[Data items]

— START —

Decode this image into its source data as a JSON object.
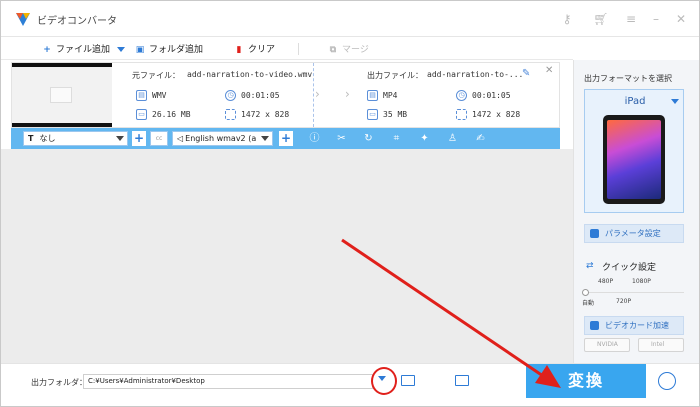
{
  "window": {
    "title": "ビデオコンバータ"
  },
  "toolbar": {
    "add_file": "ファイル追加",
    "add_folder": "フォルダ追加",
    "clear": "クリア",
    "merge": "マージ"
  },
  "file": {
    "source_label": "元ファイル：",
    "source_name": "add-narration-to-video.wmv",
    "source_format": "WMV",
    "source_duration": "00:01:05",
    "source_size": "26.16 MB",
    "source_resolution": "1472 x 828",
    "output_label": "出力ファイル：",
    "output_name": "add-narration-to-...",
    "output_format": "MP4",
    "output_duration": "00:01:05",
    "output_size": "35 MB",
    "output_resolution": "1472 x 828"
  },
  "editbar": {
    "subtitle_select": "なし",
    "audio_select": "English wmav2 (a"
  },
  "right_panel": {
    "title": "出力フォーマットを選択",
    "format": "iPad",
    "param_button": "パラメータ設定",
    "quick_title": "クイック設定",
    "q_480": "480P",
    "q_1080": "1080P",
    "q_auto": "自動",
    "q_720": "720P",
    "gpu_button": "ビデオカード加速",
    "nvidia": "NVIDIA",
    "intel": "Intel"
  },
  "bottom": {
    "output_folder_label": "出力フォルダ：",
    "output_folder_value": "C:¥Users¥Administrator¥Desktop",
    "convert_button": "変換"
  },
  "colors": {
    "accent": "#39a6ef",
    "editbar": "#62b7f0",
    "annotation_red": "#e0201b"
  }
}
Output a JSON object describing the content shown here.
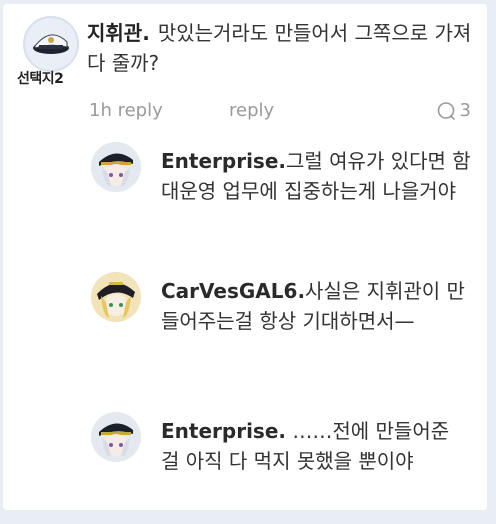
{
  "comment": {
    "author": "지휘관.",
    "text": "맛있는거라도 만들어서 그쪽으로 가져다 줄까?",
    "avatar_caption": "선택지2",
    "time": "1h reply",
    "reply_label": "reply",
    "reply_count": "3"
  },
  "replies": [
    {
      "author": "Enterprise.",
      "text": "그럴 여유가 있다면 함대운영 업무에 집중하는게 나을거야",
      "avatar_icon": "enterprise-avatar"
    },
    {
      "author": "CarVesGAL6.",
      "text": "사실은 지휘관이 만들어주는걸 항상 기대하면서—",
      "avatar_icon": "carvesgal6-avatar"
    },
    {
      "author": "Enterprise.",
      "text": " ……전에 만들어준 걸 아직 다 먹지 못했을 뿐이야",
      "avatar_icon": "enterprise-avatar"
    }
  ],
  "colors": {
    "background": "#e9eef5",
    "card": "#ffffff",
    "meta": "#9a9a9a"
  }
}
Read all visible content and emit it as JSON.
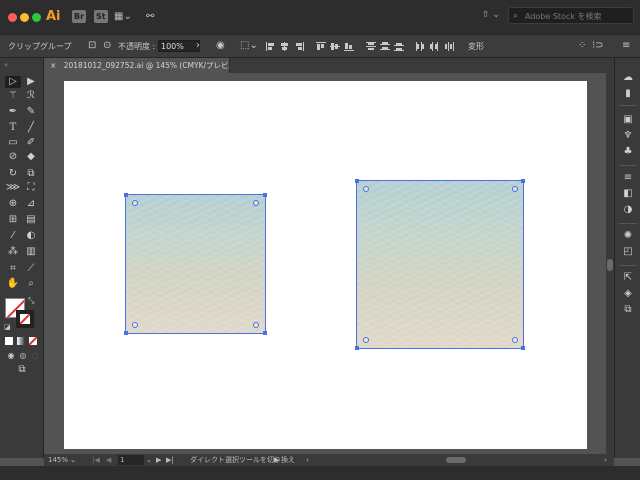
{
  "app": {
    "logo": "Ai",
    "buttons": [
      "Br",
      "St"
    ],
    "arrange_label": "⇧ ⌄",
    "stock_search_placeholder": "Adobe Stock を検索"
  },
  "controlbar": {
    "selection_label": "クリップグループ",
    "opacity_label": "不透明度 :",
    "opacity_value": "100%",
    "transform_label": "変形"
  },
  "document": {
    "tab_title": "20181012_092752.ai @ 145% (CMYK/プレビュー)",
    "close_glyph": "×"
  },
  "statusbar": {
    "zoom": "145%",
    "artboard_number": "1",
    "status_text": "ダイレクト選択ツールを切り換え"
  },
  "colors": {
    "selection": "#4a6fe8",
    "app_bg": "#535353",
    "panel_bg": "#3a3a3a"
  },
  "tools": [
    "selection-tool",
    "direct-selection-tool",
    "magic-wand-tool",
    "lasso-tool",
    "pen-tool",
    "curvature-tool",
    "type-tool",
    "line-tool",
    "rectangle-tool",
    "paintbrush-tool",
    "shaper-tool",
    "eraser-tool",
    "rotate-tool",
    "scale-tool",
    "width-tool",
    "free-transform-tool",
    "shape-builder-tool",
    "perspective-grid-tool",
    "mesh-tool",
    "gradient-tool",
    "eyedropper-tool",
    "blend-tool",
    "symbol-sprayer-tool",
    "column-graph-tool",
    "artboard-tool",
    "slice-tool",
    "hand-tool",
    "zoom-tool"
  ]
}
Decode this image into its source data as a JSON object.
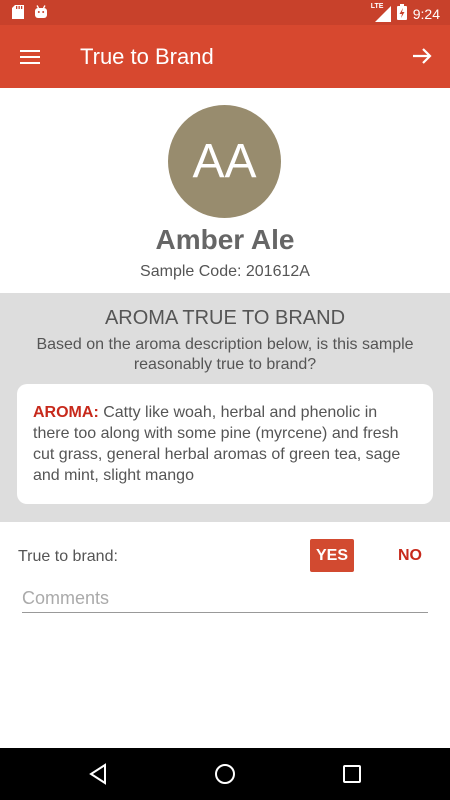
{
  "status_bar": {
    "time": "9:24",
    "network": "LTE",
    "icons": [
      "sd-card-icon",
      "android-icon",
      "signal-icon",
      "battery-icon"
    ]
  },
  "app_bar": {
    "title": "True to Brand",
    "menu_icon": "menu-icon",
    "next_icon": "arrow-right-icon"
  },
  "profile": {
    "initials": "AA",
    "name": "Amber Ale",
    "sample_code": "Sample Code: 201612A"
  },
  "aroma": {
    "title": "AROMA TRUE TO BRAND",
    "question": "Based on the aroma description below, is this sample reasonably true to brand?",
    "label": "AROMA:",
    "description": "Catty like woah, herbal and phenolic in there too along with some pine (myrcene) and fresh cut grass, general herbal aromas of green tea, sage and mint, slight mango"
  },
  "true_to_brand": {
    "label": "True to brand:",
    "yes_label": "YES",
    "no_label": "NO"
  },
  "comments": {
    "placeholder": "Comments",
    "value": ""
  },
  "colors": {
    "app_bar": "#d7482f",
    "status_bar": "#c8412b",
    "accent": "#c7291b",
    "avatar": "#988c6e"
  }
}
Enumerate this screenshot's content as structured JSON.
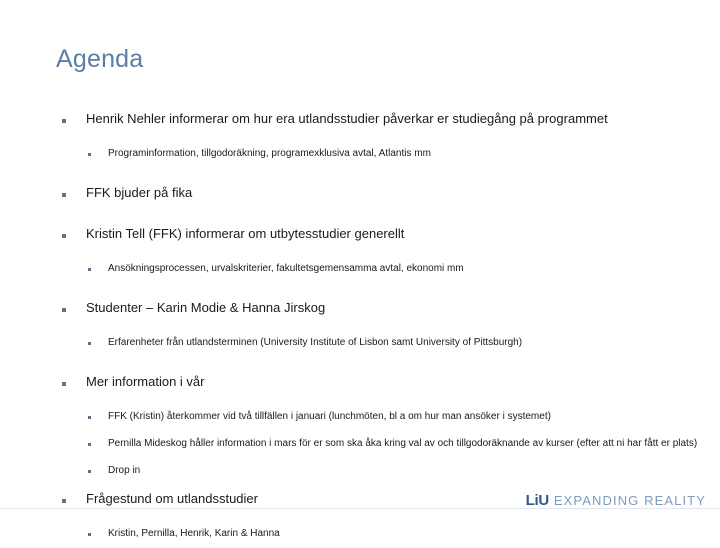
{
  "slide": {
    "title": "Agenda",
    "items": [
      {
        "text": "Henrik Nehler informerar om hur era utlandsstudier påverkar er studiegång på programmet",
        "sub": [
          "Programinformation, tillgodoräkning, programexklusiva avtal, Atlantis mm"
        ]
      },
      {
        "text": "FFK bjuder på fika",
        "sub": []
      },
      {
        "text": "Kristin Tell (FFK) informerar om utbytesstudier generellt",
        "sub": [
          "Ansökningsprocessen, urvalskriterier, fakultetsgemensamma avtal, ekonomi mm"
        ]
      },
      {
        "text": "Studenter – Karin Modie & Hanna Jirskog",
        "sub": [
          "Erfarenheter från utlandsterminen (University Institute of Lisbon samt University of Pittsburgh)"
        ]
      },
      {
        "text": "Mer information i vår",
        "sub": [
          "FFK (Kristin) återkommer vid två tillfällen i januari (lunchmöten, bl a om hur man ansöker i systemet)",
          "Pernilla Mideskog håller information i mars för er som ska åka kring val av och tillgodoräknande av kurser (efter att ni har fått er plats)",
          "Drop in"
        ]
      },
      {
        "text": "Frågestund om utlandsstudier",
        "sub": [
          "Kristin, Pernilla, Henrik, Karin & Hanna"
        ]
      }
    ]
  },
  "footer": {
    "logo_mark": "LiU",
    "logo_tagline": "EXPANDING REALITY"
  },
  "colors": {
    "title": "#5B7FA6",
    "bullet": "#5E7389",
    "body_text": "#1a1a1a",
    "logo_mark": "#2D5B8E",
    "logo_tagline": "#7E9BBC",
    "rule": "#e3e9ef"
  }
}
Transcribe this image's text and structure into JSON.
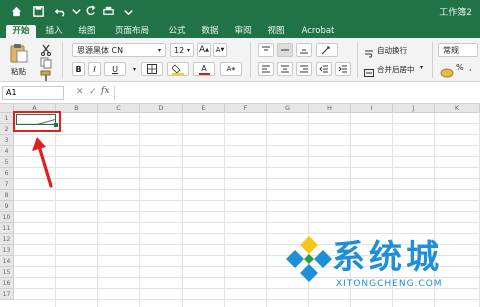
{
  "app": {
    "workbook_title": "工作簿2"
  },
  "tabs": [
    {
      "label": "开始",
      "active": true
    },
    {
      "label": "插入"
    },
    {
      "label": "绘图"
    },
    {
      "label": "页面布局"
    },
    {
      "label": "公式"
    },
    {
      "label": "数据"
    },
    {
      "label": "审阅"
    },
    {
      "label": "视图"
    },
    {
      "label": "Acrobat"
    }
  ],
  "ribbon": {
    "paste_label": "粘贴",
    "font_name": "思源黑体 CN",
    "font_size": "12",
    "bold": "B",
    "italic": "I",
    "underline": "U",
    "wrap_text": "自动换行",
    "merge_center": "合并后居中",
    "number_format": "常规",
    "grow_font": "A",
    "shrink_font": "A",
    "font_color_letter": "A",
    "clear_format_letter": "A"
  },
  "formula_bar": {
    "name_box": "A1",
    "fx": "fx"
  },
  "columns": [
    "A",
    "B",
    "C",
    "D",
    "E",
    "F",
    "G",
    "H",
    "I",
    "J",
    "K"
  ],
  "rows": [
    "1",
    "2",
    "3",
    "4",
    "5",
    "6",
    "7",
    "8",
    "9",
    "10",
    "11",
    "12",
    "13",
    "14",
    "15",
    "16",
    "17"
  ],
  "watermark": {
    "title": "系统城",
    "subtitle": "XITONGCHENG.COM"
  },
  "colors": {
    "excel_green": "#217346",
    "highlight_red": "#e02020",
    "watermark_blue": "#1d8fd8"
  }
}
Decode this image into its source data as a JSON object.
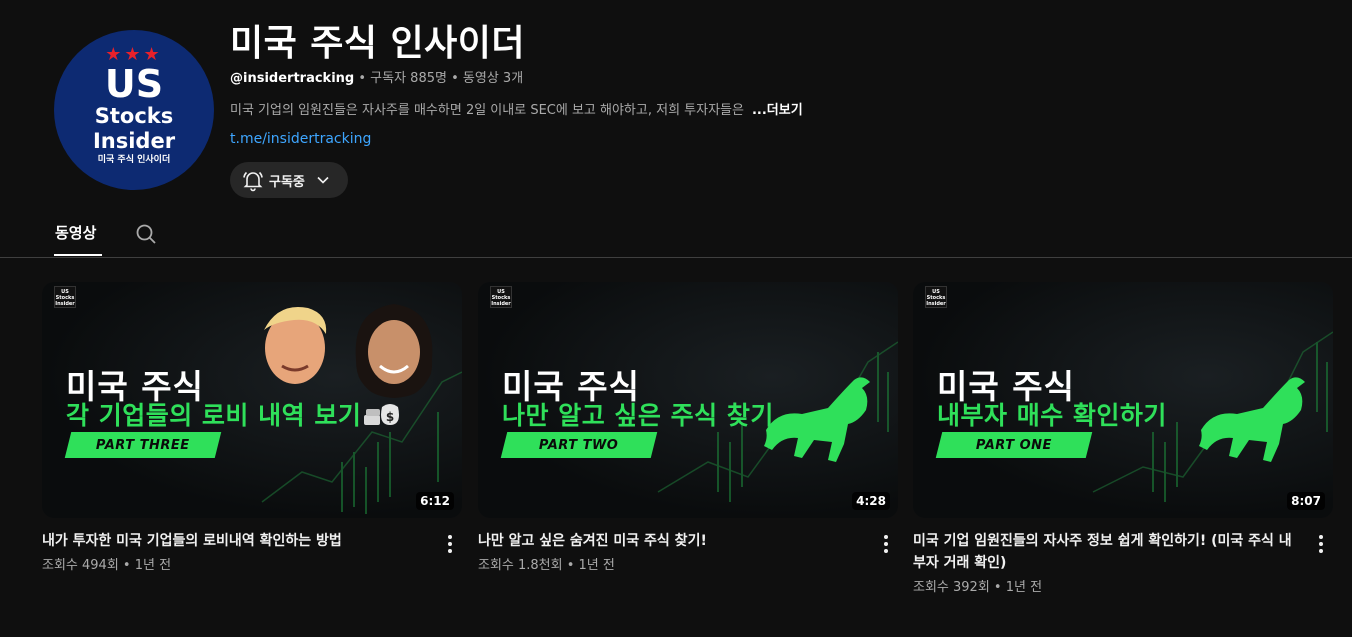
{
  "channel": {
    "avatar": {
      "stars": "★★★",
      "line1": "US",
      "line2": "Stocks",
      "line3": "Insider",
      "line4": "미국 주식 인사이더"
    },
    "title": "미국 주식 인사이더",
    "handle": "@insidertracking",
    "subscribers": "구독자 885명",
    "video_count": "동영상 3개",
    "separator": "•",
    "description": "미국 기업의 임원진들은 자사주를 매수하면 2일 이내로 SEC에 보고 해야하고, 저희 투자자들은",
    "more_label": "...더보기",
    "link": "t.me/insidertracking",
    "subscribe_label": "구독중"
  },
  "tabs": {
    "videos_label": "동영상"
  },
  "videos": [
    {
      "thumb_line1": "미국 주식",
      "thumb_line2": "각 기업들의 로비 내역 보기",
      "thumb_part": "PART THREE",
      "duration": "6:12",
      "title": "내가 투자한 미국 기업들의 로비내역 확인하는 방법",
      "meta": "조회수 494회 • 1년 전"
    },
    {
      "thumb_line1": "미국 주식",
      "thumb_line2": "나만 알고 싶은 주식 찾기",
      "thumb_part": "PART TWO",
      "duration": "4:28",
      "title": "나만 알고 싶은 숨겨진 미국 주식 찾기!",
      "meta": "조회수 1.8천회 • 1년 전"
    },
    {
      "thumb_line1": "미국 주식",
      "thumb_line2": "내부자 매수 확인하기",
      "thumb_part": "PART ONE",
      "duration": "8:07",
      "title": "미국 기업 임원진들의 자사주 정보 쉽게 확인하기!  (미국 주식 내부자 거래 확인)",
      "meta": "조회수 392회 • 1년 전"
    }
  ],
  "thumb_logo": {
    "line1": "US",
    "line2": "Stocks",
    "line3": "Insider"
  },
  "colors": {
    "background": "#0f0f0f",
    "accent_green": "#2fe05a",
    "link_blue": "#3ea6ff",
    "avatar_blue": "#0d2a72",
    "star_red": "#e8212b"
  }
}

— END —

REQUIRED TASK – Of the lines in the material, how many contain the word "Pernilla"? Reply with the number and nothing else.

EXPECTED OUTPUT – 2